— Start —

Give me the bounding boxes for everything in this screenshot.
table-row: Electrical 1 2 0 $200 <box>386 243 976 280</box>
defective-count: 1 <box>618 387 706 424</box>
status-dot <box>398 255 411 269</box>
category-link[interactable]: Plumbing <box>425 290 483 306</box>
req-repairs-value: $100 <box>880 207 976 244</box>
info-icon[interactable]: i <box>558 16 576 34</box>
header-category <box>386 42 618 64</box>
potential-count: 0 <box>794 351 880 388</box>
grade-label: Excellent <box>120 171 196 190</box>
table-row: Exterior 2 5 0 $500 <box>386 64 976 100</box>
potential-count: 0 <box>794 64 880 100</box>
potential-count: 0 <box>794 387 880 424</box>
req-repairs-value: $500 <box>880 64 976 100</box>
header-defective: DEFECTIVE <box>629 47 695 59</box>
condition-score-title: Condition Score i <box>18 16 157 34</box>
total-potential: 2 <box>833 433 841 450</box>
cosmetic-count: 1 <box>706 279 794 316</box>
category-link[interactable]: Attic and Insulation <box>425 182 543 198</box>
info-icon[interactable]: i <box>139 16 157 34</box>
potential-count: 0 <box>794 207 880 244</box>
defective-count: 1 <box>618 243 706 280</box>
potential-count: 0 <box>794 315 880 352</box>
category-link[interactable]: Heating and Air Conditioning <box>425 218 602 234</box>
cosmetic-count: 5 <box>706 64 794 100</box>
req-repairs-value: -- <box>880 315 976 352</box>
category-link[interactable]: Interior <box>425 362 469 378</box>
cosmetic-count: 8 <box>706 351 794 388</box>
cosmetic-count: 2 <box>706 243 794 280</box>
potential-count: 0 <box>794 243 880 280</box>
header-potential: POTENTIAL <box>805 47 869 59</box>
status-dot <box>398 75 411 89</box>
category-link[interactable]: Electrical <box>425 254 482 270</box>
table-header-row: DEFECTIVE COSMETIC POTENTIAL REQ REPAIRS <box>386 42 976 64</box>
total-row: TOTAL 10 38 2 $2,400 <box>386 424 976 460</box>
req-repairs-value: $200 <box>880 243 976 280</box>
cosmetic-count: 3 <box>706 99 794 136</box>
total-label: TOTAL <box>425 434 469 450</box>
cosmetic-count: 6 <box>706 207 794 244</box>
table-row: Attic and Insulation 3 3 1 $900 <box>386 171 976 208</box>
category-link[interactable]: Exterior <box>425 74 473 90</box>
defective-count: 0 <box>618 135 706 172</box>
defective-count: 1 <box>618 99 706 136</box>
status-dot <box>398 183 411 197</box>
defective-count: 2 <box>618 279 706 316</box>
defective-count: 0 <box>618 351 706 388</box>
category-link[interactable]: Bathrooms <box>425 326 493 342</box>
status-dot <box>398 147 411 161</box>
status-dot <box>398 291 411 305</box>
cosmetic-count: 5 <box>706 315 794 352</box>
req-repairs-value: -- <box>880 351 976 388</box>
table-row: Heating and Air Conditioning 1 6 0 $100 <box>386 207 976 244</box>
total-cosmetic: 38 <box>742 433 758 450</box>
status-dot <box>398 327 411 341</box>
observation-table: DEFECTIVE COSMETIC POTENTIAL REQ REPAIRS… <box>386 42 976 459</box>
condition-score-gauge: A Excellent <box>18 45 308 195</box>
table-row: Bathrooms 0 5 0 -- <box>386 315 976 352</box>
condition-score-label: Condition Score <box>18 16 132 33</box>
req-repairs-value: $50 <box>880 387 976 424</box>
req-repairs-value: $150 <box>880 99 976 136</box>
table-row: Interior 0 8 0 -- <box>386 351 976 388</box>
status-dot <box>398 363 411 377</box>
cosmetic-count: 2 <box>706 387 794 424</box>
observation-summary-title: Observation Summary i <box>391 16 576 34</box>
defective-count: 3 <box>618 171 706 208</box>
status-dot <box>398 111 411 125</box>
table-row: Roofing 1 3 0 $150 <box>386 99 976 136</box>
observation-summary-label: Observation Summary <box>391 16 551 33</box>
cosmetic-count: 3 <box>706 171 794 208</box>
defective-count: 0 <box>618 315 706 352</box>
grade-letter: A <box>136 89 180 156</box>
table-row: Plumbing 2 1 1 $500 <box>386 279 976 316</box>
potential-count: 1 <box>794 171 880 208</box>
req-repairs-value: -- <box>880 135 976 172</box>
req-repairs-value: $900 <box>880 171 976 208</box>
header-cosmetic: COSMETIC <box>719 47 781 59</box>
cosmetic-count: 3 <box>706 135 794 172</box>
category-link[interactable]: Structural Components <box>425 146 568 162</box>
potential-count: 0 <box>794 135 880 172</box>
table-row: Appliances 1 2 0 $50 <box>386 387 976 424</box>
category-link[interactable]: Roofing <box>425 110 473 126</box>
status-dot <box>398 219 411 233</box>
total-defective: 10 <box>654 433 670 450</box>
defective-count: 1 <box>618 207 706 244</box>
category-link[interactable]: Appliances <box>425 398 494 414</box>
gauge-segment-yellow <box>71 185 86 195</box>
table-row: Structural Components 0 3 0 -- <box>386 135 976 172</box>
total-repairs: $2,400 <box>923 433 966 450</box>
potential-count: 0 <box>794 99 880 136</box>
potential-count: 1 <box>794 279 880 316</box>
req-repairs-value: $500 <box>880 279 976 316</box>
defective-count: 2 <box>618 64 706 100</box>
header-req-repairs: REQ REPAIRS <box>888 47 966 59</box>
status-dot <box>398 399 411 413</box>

— End —

:: What to do ::
Write out every one of the rows above word for word, with nothing changed.

:: Task result ::
Give me the bounding boxes for everything in this screenshot.
table-row: Electrical 1 2 0 $200 <box>386 243 976 280</box>
defective-count: 1 <box>618 387 706 424</box>
status-dot <box>398 255 411 269</box>
category-link[interactable]: Plumbing <box>425 290 483 306</box>
req-repairs-value: $100 <box>880 207 976 244</box>
info-icon[interactable]: i <box>558 16 576 34</box>
header-category <box>386 42 618 64</box>
potential-count: 0 <box>794 351 880 388</box>
grade-label: Excellent <box>120 171 196 190</box>
table-row: Exterior 2 5 0 $500 <box>386 64 976 100</box>
potential-count: 0 <box>794 64 880 100</box>
potential-count: 0 <box>794 387 880 424</box>
req-repairs-value: $500 <box>880 64 976 100</box>
header-defective: DEFECTIVE <box>629 47 695 59</box>
condition-score-title: Condition Score i <box>18 16 157 34</box>
total-potential: 2 <box>833 433 841 450</box>
cosmetic-count: 1 <box>706 279 794 316</box>
category-link[interactable]: Attic and Insulation <box>425 182 543 198</box>
info-icon[interactable]: i <box>139 16 157 34</box>
potential-count: 0 <box>794 207 880 244</box>
defective-count: 1 <box>618 243 706 280</box>
potential-count: 0 <box>794 315 880 352</box>
category-link[interactable]: Heating and Air Conditioning <box>425 218 602 234</box>
cosmetic-count: 5 <box>706 64 794 100</box>
req-repairs-value: -- <box>880 315 976 352</box>
category-link[interactable]: Interior <box>425 362 469 378</box>
cosmetic-count: 8 <box>706 351 794 388</box>
cosmetic-count: 2 <box>706 243 794 280</box>
potential-count: 0 <box>794 243 880 280</box>
header-potential: POTENTIAL <box>805 47 869 59</box>
status-dot <box>398 75 411 89</box>
category-link[interactable]: Electrical <box>425 254 482 270</box>
table-header-row: DEFECTIVE COSMETIC POTENTIAL REQ REPAIRS <box>386 42 976 64</box>
total-row: TOTAL 10 38 2 $2,400 <box>386 424 976 460</box>
req-repairs-value: $200 <box>880 243 976 280</box>
cosmetic-count: 3 <box>706 99 794 136</box>
total-label: TOTAL <box>425 434 469 450</box>
cosmetic-count: 6 <box>706 207 794 244</box>
table-row: Attic and Insulation 3 3 1 $900 <box>386 171 976 208</box>
category-link[interactable]: Exterior <box>425 74 473 90</box>
defective-count: 0 <box>618 135 706 172</box>
defective-count: 1 <box>618 99 706 136</box>
status-dot <box>398 183 411 197</box>
defective-count: 2 <box>618 279 706 316</box>
defective-count: 0 <box>618 351 706 388</box>
category-link[interactable]: Bathrooms <box>425 326 493 342</box>
status-dot <box>398 147 411 161</box>
status-dot <box>398 291 411 305</box>
cosmetic-count: 5 <box>706 315 794 352</box>
req-repairs-value: -- <box>880 351 976 388</box>
table-row: Heating and Air Conditioning 1 6 0 $100 <box>386 207 976 244</box>
total-cosmetic: 38 <box>742 433 758 450</box>
status-dot <box>398 327 411 341</box>
observation-table: DEFECTIVE COSMETIC POTENTIAL REQ REPAIRS… <box>386 42 976 459</box>
condition-score-gauge: A Excellent <box>18 45 308 195</box>
table-row: Bathrooms 0 5 0 -- <box>386 315 976 352</box>
condition-score-label: Condition Score <box>18 16 132 33</box>
req-repairs-value: $50 <box>880 387 976 424</box>
req-repairs-value: $150 <box>880 99 976 136</box>
table-row: Interior 0 8 0 -- <box>386 351 976 388</box>
status-dot <box>398 363 411 377</box>
cosmetic-count: 2 <box>706 387 794 424</box>
observation-summary-title: Observation Summary i <box>391 16 576 34</box>
defective-count: 3 <box>618 171 706 208</box>
status-dot <box>398 111 411 125</box>
table-row: Roofing 1 3 0 $150 <box>386 99 976 136</box>
observation-summary-label: Observation Summary <box>391 16 551 33</box>
cosmetic-count: 3 <box>706 171 794 208</box>
defective-count: 0 <box>618 315 706 352</box>
grade-letter: A <box>136 89 180 156</box>
table-row: Plumbing 2 1 1 $500 <box>386 279 976 316</box>
potential-count: 1 <box>794 171 880 208</box>
req-repairs-value: -- <box>880 135 976 172</box>
req-repairs-value: $900 <box>880 171 976 208</box>
header-cosmetic: COSMETIC <box>719 47 781 59</box>
cosmetic-count: 3 <box>706 135 794 172</box>
category-link[interactable]: Structural Components <box>425 146 568 162</box>
potential-count: 0 <box>794 135 880 172</box>
table-row: Appliances 1 2 0 $50 <box>386 387 976 424</box>
category-link[interactable]: Roofing <box>425 110 473 126</box>
status-dot <box>398 219 411 233</box>
total-defective: 10 <box>654 433 670 450</box>
defective-count: 1 <box>618 207 706 244</box>
category-link[interactable]: Appliances <box>425 398 494 414</box>
gauge-segment-yellow <box>71 185 86 195</box>
table-row: Structural Components 0 3 0 -- <box>386 135 976 172</box>
total-repairs: $2,400 <box>923 433 966 450</box>
potential-count: 0 <box>794 99 880 136</box>
potential-count: 1 <box>794 279 880 316</box>
req-repairs-value: $500 <box>880 279 976 316</box>
defective-count: 2 <box>618 64 706 100</box>
header-req-repairs: REQ REPAIRS <box>888 47 966 59</box>
status-dot <box>398 399 411 413</box>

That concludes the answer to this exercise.